Quote every line below exactly as it reads.

- - -

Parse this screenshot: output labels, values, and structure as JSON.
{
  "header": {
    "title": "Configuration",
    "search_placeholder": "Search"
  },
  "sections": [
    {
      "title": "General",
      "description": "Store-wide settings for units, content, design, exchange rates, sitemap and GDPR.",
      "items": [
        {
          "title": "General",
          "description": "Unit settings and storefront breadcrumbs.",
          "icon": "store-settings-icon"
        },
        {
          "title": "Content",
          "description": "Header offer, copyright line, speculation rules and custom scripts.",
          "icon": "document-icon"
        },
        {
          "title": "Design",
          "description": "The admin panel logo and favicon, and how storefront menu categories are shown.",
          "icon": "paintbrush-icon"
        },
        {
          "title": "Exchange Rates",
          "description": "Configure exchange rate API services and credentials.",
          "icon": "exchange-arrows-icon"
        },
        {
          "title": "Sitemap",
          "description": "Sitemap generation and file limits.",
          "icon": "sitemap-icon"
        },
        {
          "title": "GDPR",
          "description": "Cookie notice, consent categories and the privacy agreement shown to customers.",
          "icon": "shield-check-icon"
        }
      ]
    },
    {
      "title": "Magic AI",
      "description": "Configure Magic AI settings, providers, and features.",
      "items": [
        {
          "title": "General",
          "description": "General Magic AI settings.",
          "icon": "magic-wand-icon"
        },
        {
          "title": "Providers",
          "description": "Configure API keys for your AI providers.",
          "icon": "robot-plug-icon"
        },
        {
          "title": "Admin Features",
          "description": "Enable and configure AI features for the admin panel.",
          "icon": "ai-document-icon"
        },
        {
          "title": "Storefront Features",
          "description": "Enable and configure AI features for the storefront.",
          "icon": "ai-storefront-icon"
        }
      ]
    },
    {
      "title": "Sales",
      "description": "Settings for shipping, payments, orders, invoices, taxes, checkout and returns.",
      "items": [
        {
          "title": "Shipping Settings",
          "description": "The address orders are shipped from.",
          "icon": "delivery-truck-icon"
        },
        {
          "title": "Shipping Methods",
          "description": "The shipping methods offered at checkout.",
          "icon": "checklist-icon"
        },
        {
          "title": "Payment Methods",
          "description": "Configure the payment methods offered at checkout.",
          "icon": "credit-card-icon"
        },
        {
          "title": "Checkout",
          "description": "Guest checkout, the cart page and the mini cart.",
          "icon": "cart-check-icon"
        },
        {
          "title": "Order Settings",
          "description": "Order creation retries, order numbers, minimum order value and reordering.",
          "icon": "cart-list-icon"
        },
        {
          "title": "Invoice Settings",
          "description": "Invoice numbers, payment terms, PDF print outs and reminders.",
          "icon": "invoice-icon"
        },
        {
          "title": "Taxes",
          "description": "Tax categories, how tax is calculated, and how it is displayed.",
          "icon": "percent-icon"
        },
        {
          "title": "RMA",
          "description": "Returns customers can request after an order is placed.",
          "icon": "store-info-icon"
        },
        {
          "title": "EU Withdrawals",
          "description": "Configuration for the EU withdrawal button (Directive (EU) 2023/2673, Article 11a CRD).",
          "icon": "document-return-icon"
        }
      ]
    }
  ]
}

- - -

SOLUTION
Parse this screenshot: output labels, values, and structure as JSON.
{
  "header": {
    "title": "Configuration",
    "search_placeholder": "Search"
  },
  "sections": [
    {
      "title": "General",
      "description": "Store-wide settings for units, content, design, exchange rates, sitemap and GDPR.",
      "items": [
        {
          "title": "General",
          "description": "Unit settings and storefront breadcrumbs.",
          "icon": "store-settings-icon"
        },
        {
          "title": "Content",
          "description": "Header offer, copyright line, speculation rules and custom scripts.",
          "icon": "document-icon"
        },
        {
          "title": "Design",
          "description": "The admin panel logo and favicon, and how storefront menu categories are shown.",
          "icon": "paintbrush-icon"
        },
        {
          "title": "Exchange Rates",
          "description": "Configure exchange rate API services and credentials.",
          "icon": "exchange-arrows-icon"
        },
        {
          "title": "Sitemap",
          "description": "Sitemap generation and file limits.",
          "icon": "sitemap-icon"
        },
        {
          "title": "GDPR",
          "description": "Cookie notice, consent categories and the privacy agreement shown to customers.",
          "icon": "shield-check-icon"
        }
      ]
    },
    {
      "title": "Magic AI",
      "description": "Configure Magic AI settings, providers, and features.",
      "items": [
        {
          "title": "General",
          "description": "General Magic AI settings.",
          "icon": "magic-wand-icon"
        },
        {
          "title": "Providers",
          "description": "Configure API keys for your AI providers.",
          "icon": "robot-plug-icon"
        },
        {
          "title": "Admin Features",
          "description": "Enable and configure AI features for the admin panel.",
          "icon": "ai-document-icon"
        },
        {
          "title": "Storefront Features",
          "description": "Enable and configure AI features for the storefront.",
          "icon": "ai-storefront-icon"
        }
      ]
    },
    {
      "title": "Sales",
      "description": "Settings for shipping, payments, orders, invoices, taxes, checkout and returns.",
      "items": [
        {
          "title": "Shipping Settings",
          "description": "The address orders are shipped from.",
          "icon": "delivery-truck-icon"
        },
        {
          "title": "Shipping Methods",
          "description": "The shipping methods offered at checkout.",
          "icon": "checklist-icon"
        },
        {
          "title": "Payment Methods",
          "description": "Configure the payment methods offered at checkout.",
          "icon": "credit-card-icon"
        },
        {
          "title": "Checkout",
          "description": "Guest checkout, the cart page and the mini cart.",
          "icon": "cart-check-icon"
        },
        {
          "title": "Order Settings",
          "description": "Order creation retries, order numbers, minimum order value and reordering.",
          "icon": "cart-list-icon"
        },
        {
          "title": "Invoice Settings",
          "description": "Invoice numbers, payment terms, PDF print outs and reminders.",
          "icon": "invoice-icon"
        },
        {
          "title": "Taxes",
          "description": "Tax categories, how tax is calculated, and how it is displayed.",
          "icon": "percent-icon"
        },
        {
          "title": "RMA",
          "description": "Returns customers can request after an order is placed.",
          "icon": "store-info-icon"
        },
        {
          "title": "EU Withdrawals",
          "description": "Configuration for the EU withdrawal button (Directive (EU) 2023/2673, Article 11a CRD).",
          "icon": "document-return-icon"
        }
      ]
    }
  ]
}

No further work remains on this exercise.